- EXERCISE BRIEF
Reproduce every record below exactly as written, but leave out any pictures.

- MATERIAL FOR THIS TASK
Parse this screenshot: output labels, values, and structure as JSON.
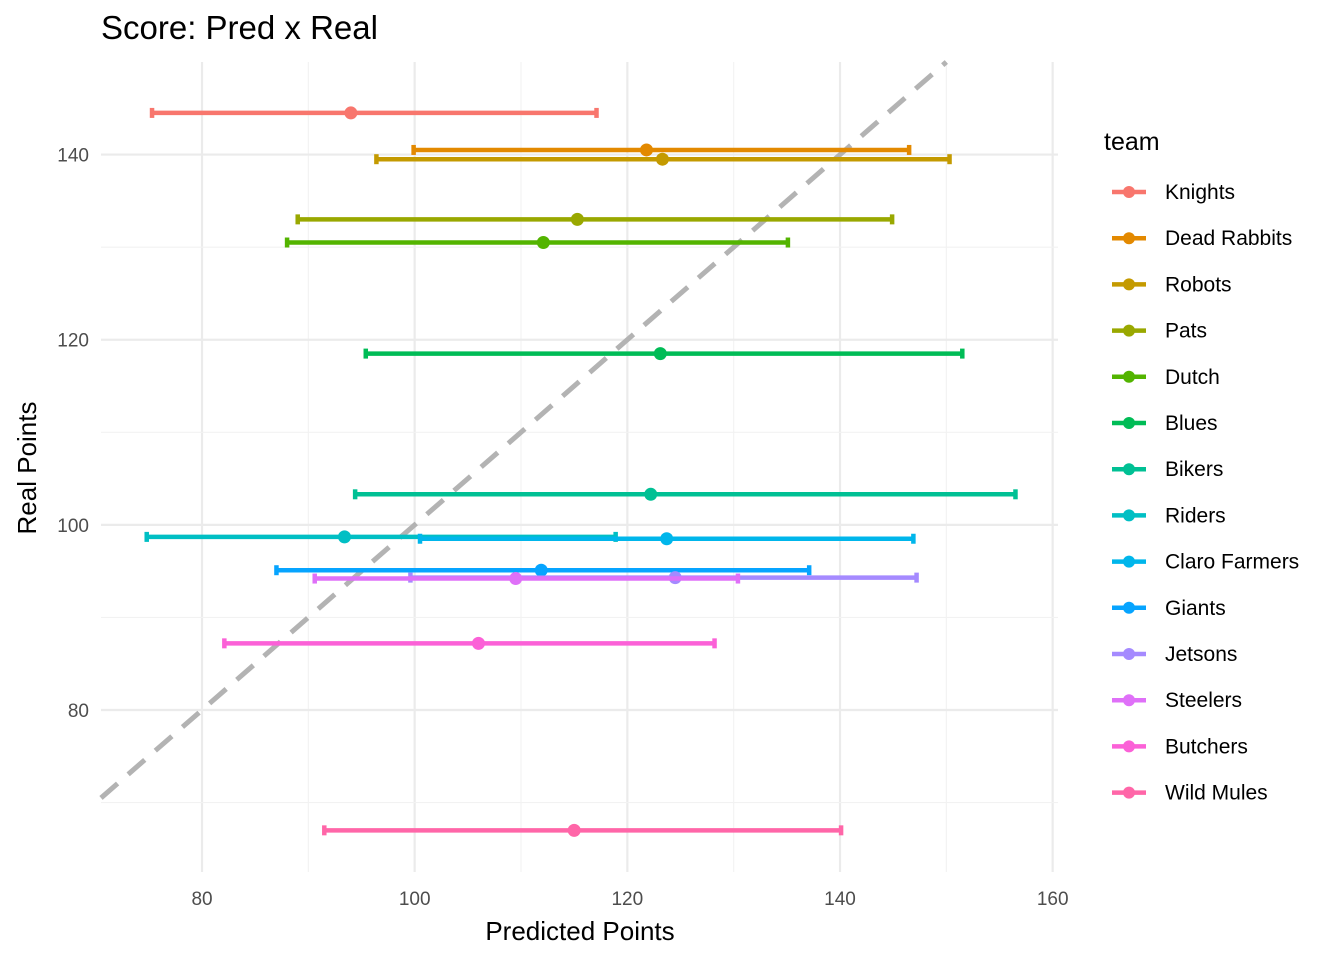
{
  "chart_data": {
    "type": "scatter",
    "title": "Score: Pred x Real",
    "xlabel": "Predicted Points",
    "ylabel": "Real Points",
    "xlim": [
      70.5,
      160.5
    ],
    "ylim": [
      62.5,
      150.0
    ],
    "xticks": [
      80,
      100,
      120,
      140,
      160
    ],
    "yticks": [
      80,
      100,
      120,
      140
    ],
    "grid": true,
    "reference_line": {
      "slope": 1,
      "intercept": 0,
      "style": "dashed",
      "color": "#b3b3b3"
    },
    "legend_title": "team",
    "legend_position": "right",
    "series": [
      {
        "name": "Knights",
        "color": "#F8766D",
        "x": 94.0,
        "y": 144.5,
        "xmin": 75.3,
        "xmax": 117.1
      },
      {
        "name": "Dead Rabbits",
        "color": "#E38900",
        "x": 121.8,
        "y": 140.5,
        "xmin": 99.9,
        "xmax": 146.5
      },
      {
        "name": "Robots",
        "color": "#C49A00",
        "x": 123.3,
        "y": 139.5,
        "xmin": 96.4,
        "xmax": 150.3
      },
      {
        "name": "Pats",
        "color": "#99A800",
        "x": 115.3,
        "y": 133.0,
        "xmin": 89.0,
        "xmax": 144.9
      },
      {
        "name": "Dutch",
        "color": "#53B400",
        "x": 112.1,
        "y": 130.5,
        "xmin": 88.0,
        "xmax": 135.1
      },
      {
        "name": "Blues",
        "color": "#00BC56",
        "x": 123.1,
        "y": 118.5,
        "xmin": 95.4,
        "xmax": 151.5
      },
      {
        "name": "Bikers",
        "color": "#00C094",
        "x": 122.2,
        "y": 103.3,
        "xmin": 94.4,
        "xmax": 156.5
      },
      {
        "name": "Riders",
        "color": "#00BFC4",
        "x": 93.4,
        "y": 98.7,
        "xmin": 74.8,
        "xmax": 118.9
      },
      {
        "name": "Claro Farmers",
        "color": "#00B6EB",
        "x": 123.7,
        "y": 98.5,
        "xmin": 100.5,
        "xmax": 146.9
      },
      {
        "name": "Giants",
        "color": "#06A4FF",
        "x": 111.9,
        "y": 95.1,
        "xmin": 87.0,
        "xmax": 137.1
      },
      {
        "name": "Jetsons",
        "color": "#A58AFF",
        "x": 124.5,
        "y": 94.3,
        "xmin": 99.6,
        "xmax": 147.2
      },
      {
        "name": "Steelers",
        "color": "#DF70F8",
        "x": 109.5,
        "y": 94.2,
        "xmin": 90.6,
        "xmax": 130.4
      },
      {
        "name": "Butchers",
        "color": "#FB61D7",
        "x": 106.0,
        "y": 87.2,
        "xmin": 82.1,
        "xmax": 128.2
      },
      {
        "name": "Wild Mules",
        "color": "#FF66A8",
        "x": 115.0,
        "y": 67.0,
        "xmin": 91.5,
        "xmax": 140.1
      }
    ]
  }
}
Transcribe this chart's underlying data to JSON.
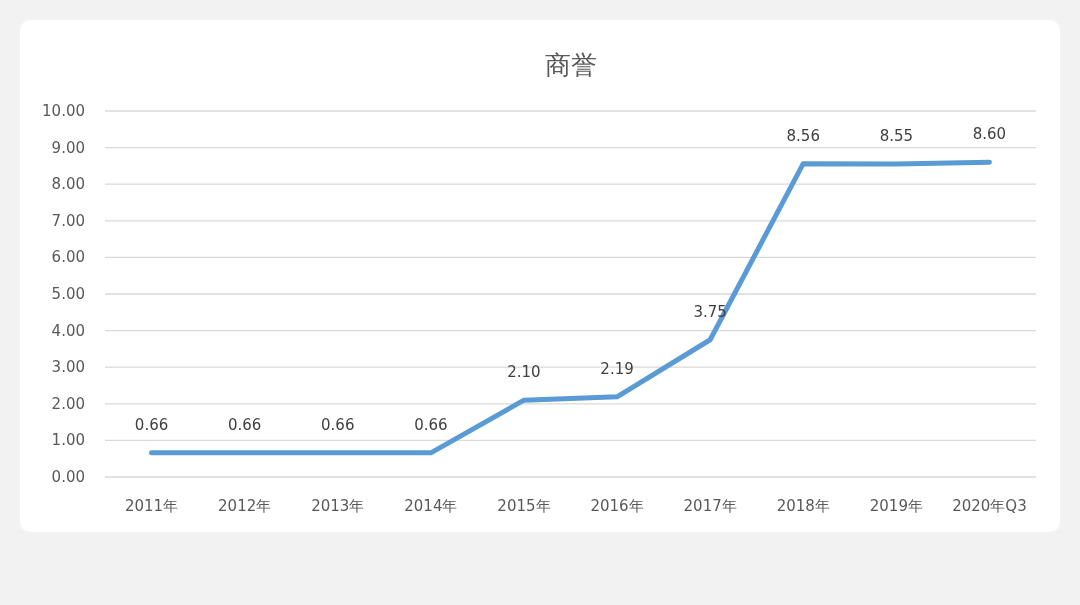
{
  "chart_data": {
    "type": "line",
    "title": "商誉",
    "categories": [
      "2011年",
      "2012年",
      "2013年",
      "2014年",
      "2015年",
      "2016年",
      "2017年",
      "2018年",
      "2019年",
      "2020年Q3"
    ],
    "series": [
      {
        "color": "#5b9bd5",
        "values": [
          0.66,
          0.66,
          0.66,
          0.66,
          2.1,
          2.19,
          3.75,
          8.56,
          8.55,
          8.6
        ],
        "value_labels": [
          "0.66",
          "0.66",
          "0.66",
          "0.66",
          "2.10",
          "2.19",
          "3.75",
          "8.56",
          "8.55",
          "8.60"
        ]
      }
    ],
    "ylim": [
      0,
      10
    ],
    "yticks": [
      {
        "value": 0,
        "label": "0.00"
      },
      {
        "value": 1,
        "label": "1.00"
      },
      {
        "value": 2,
        "label": "2.00"
      },
      {
        "value": 3,
        "label": "3.00"
      },
      {
        "value": 4,
        "label": "4.00"
      },
      {
        "value": 5,
        "label": "5.00"
      },
      {
        "value": 6,
        "label": "6.00"
      },
      {
        "value": 7,
        "label": "7.00"
      },
      {
        "value": 8,
        "label": "8.00"
      },
      {
        "value": 9,
        "label": "9.00"
      },
      {
        "value": 10,
        "label": "10.00"
      }
    ],
    "grid": "y",
    "marker": "none",
    "line_style": "solid"
  }
}
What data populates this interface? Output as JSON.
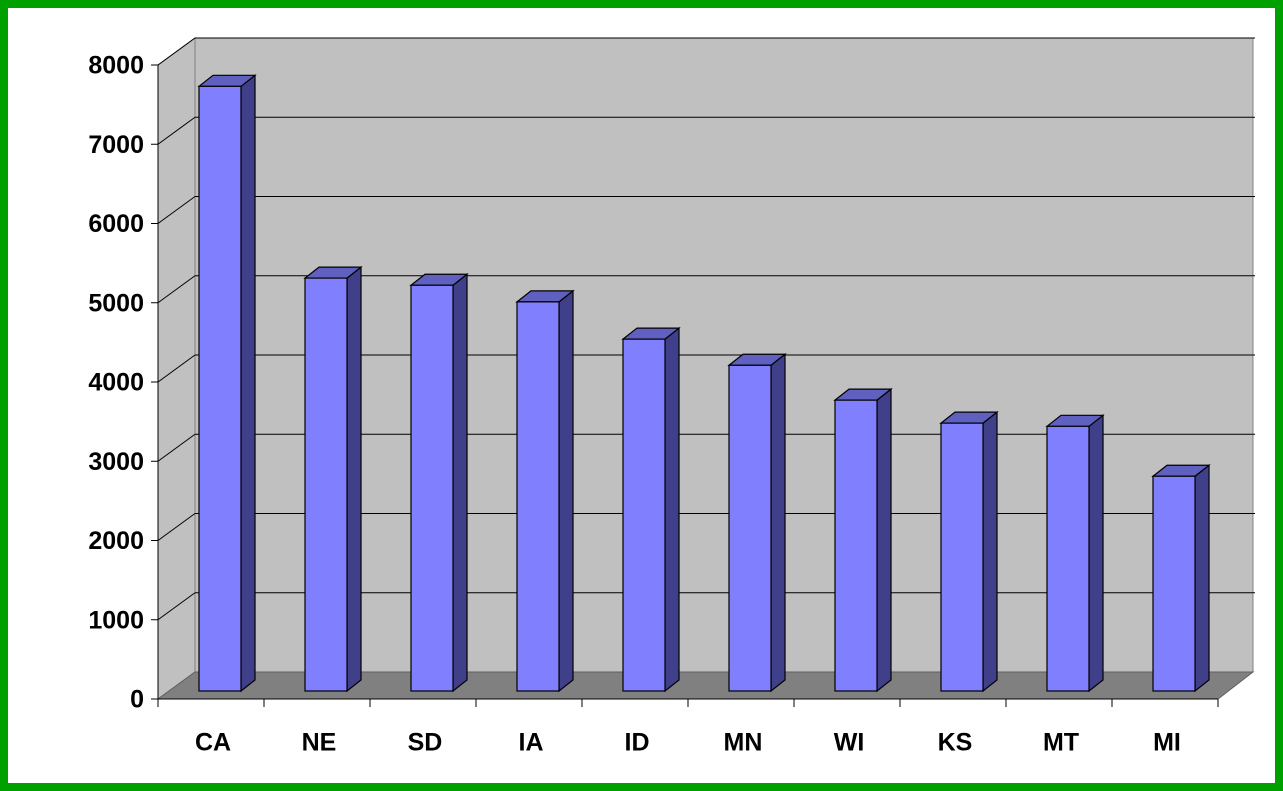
{
  "chart_data": {
    "type": "bar3d",
    "categories": [
      "CA",
      "NE",
      "SD",
      "IA",
      "ID",
      "MN",
      "WI",
      "KS",
      "MT",
      "MI"
    ],
    "values": [
      7630,
      5210,
      5120,
      4910,
      4440,
      4110,
      3670,
      3380,
      3340,
      2710
    ],
    "color": "#8080ff",
    "ylim": [
      0,
      8000
    ],
    "yticks": [
      0,
      1000,
      2000,
      3000,
      4000,
      5000,
      6000,
      7000,
      8000
    ],
    "grid": true
  }
}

- SOLUTION TO THE PROBLEM
Parse this screenshot: output labels, values, and structure as JSON.
{
  "chart_data": {
    "type": "scatter",
    "title": "Score: Pred x Real",
    "xlabel": "Predicted Points",
    "ylabel": "Real Points",
    "xlim": [
      70.5,
      160.5
    ],
    "ylim": [
      62.5,
      150.0
    ],
    "xticks": [
      80,
      100,
      120,
      140,
      160
    ],
    "yticks": [
      80,
      100,
      120,
      140
    ],
    "grid": true,
    "reference_line": {
      "slope": 1,
      "intercept": 0,
      "style": "dashed",
      "color": "#b3b3b3"
    },
    "legend_title": "team",
    "legend_position": "right",
    "series": [
      {
        "name": "Knights",
        "color": "#F8766D",
        "x": 94.0,
        "y": 144.5,
        "xmin": 75.3,
        "xmax": 117.1
      },
      {
        "name": "Dead Rabbits",
        "color": "#E38900",
        "x": 121.8,
        "y": 140.5,
        "xmin": 99.9,
        "xmax": 146.5
      },
      {
        "name": "Robots",
        "color": "#C49A00",
        "x": 123.3,
        "y": 139.5,
        "xmin": 96.4,
        "xmax": 150.3
      },
      {
        "name": "Pats",
        "color": "#99A800",
        "x": 115.3,
        "y": 133.0,
        "xmin": 89.0,
        "xmax": 144.9
      },
      {
        "name": "Dutch",
        "color": "#53B400",
        "x": 112.1,
        "y": 130.5,
        "xmin": 88.0,
        "xmax": 135.1
      },
      {
        "name": "Blues",
        "color": "#00BC56",
        "x": 123.1,
        "y": 118.5,
        "xmin": 95.4,
        "xmax": 151.5
      },
      {
        "name": "Bikers",
        "color": "#00C094",
        "x": 122.2,
        "y": 103.3,
        "xmin": 94.4,
        "xmax": 156.5
      },
      {
        "name": "Riders",
        "color": "#00BFC4",
        "x": 93.4,
        "y": 98.7,
        "xmin": 74.8,
        "xmax": 118.9
      },
      {
        "name": "Claro Farmers",
        "color": "#00B6EB",
        "x": 123.7,
        "y": 98.5,
        "xmin": 100.5,
        "xmax": 146.9
      },
      {
        "name": "Giants",
        "color": "#06A4FF",
        "x": 111.9,
        "y": 95.1,
        "xmin": 87.0,
        "xmax": 137.1
      },
      {
        "name": "Jetsons",
        "color": "#A58AFF",
        "x": 124.5,
        "y": 94.3,
        "xmin": 99.6,
        "xmax": 147.2
      },
      {
        "name": "Steelers",
        "color": "#DF70F8",
        "x": 109.5,
        "y": 94.2,
        "xmin": 90.6,
        "xmax": 130.4
      },
      {
        "name": "Butchers",
        "color": "#FB61D7",
        "x": 106.0,
        "y": 87.2,
        "xmin": 82.1,
        "xmax": 128.2
      },
      {
        "name": "Wild Mules",
        "color": "#FF66A8",
        "x": 115.0,
        "y": 67.0,
        "xmin": 91.5,
        "xmax": 140.1
      }
    ]
  }
}
Transcribe this chart's underlying data to JSON.
{
  "chart_data": {
    "type": "line",
    "title": "商誉",
    "categories": [
      "2011年",
      "2012年",
      "2013年",
      "2014年",
      "2015年",
      "2016年",
      "2017年",
      "2018年",
      "2019年",
      "2020年Q3"
    ],
    "series": [
      {
        "color": "#5b9bd5",
        "values": [
          0.66,
          0.66,
          0.66,
          0.66,
          2.1,
          2.19,
          3.75,
          8.56,
          8.55,
          8.6
        ],
        "value_labels": [
          "0.66",
          "0.66",
          "0.66",
          "0.66",
          "2.10",
          "2.19",
          "3.75",
          "8.56",
          "8.55",
          "8.60"
        ]
      }
    ],
    "ylim": [
      0,
      10
    ],
    "yticks": [
      {
        "value": 0,
        "label": "0.00"
      },
      {
        "value": 1,
        "label": "1.00"
      },
      {
        "value": 2,
        "label": "2.00"
      },
      {
        "value": 3,
        "label": "3.00"
      },
      {
        "value": 4,
        "label": "4.00"
      },
      {
        "value": 5,
        "label": "5.00"
      },
      {
        "value": 6,
        "label": "6.00"
      },
      {
        "value": 7,
        "label": "7.00"
      },
      {
        "value": 8,
        "label": "8.00"
      },
      {
        "value": 9,
        "label": "9.00"
      },
      {
        "value": 10,
        "label": "10.00"
      }
    ],
    "grid": "y",
    "marker": "none",
    "line_style": "solid"
  }
}
What data populates this interface? Output as JSON.
{
  "chart_data": {
    "type": "bar3d",
    "categories": [
      "CA",
      "NE",
      "SD",
      "IA",
      "ID",
      "MN",
      "WI",
      "KS",
      "MT",
      "MI"
    ],
    "values": [
      7630,
      5210,
      5120,
      4910,
      4440,
      4110,
      3670,
      3380,
      3340,
      2710
    ],
    "color": "#8080ff",
    "ylim": [
      0,
      8000
    ],
    "yticks": [
      0,
      1000,
      2000,
      3000,
      4000,
      5000,
      6000,
      7000,
      8000
    ],
    "grid": true
  }
}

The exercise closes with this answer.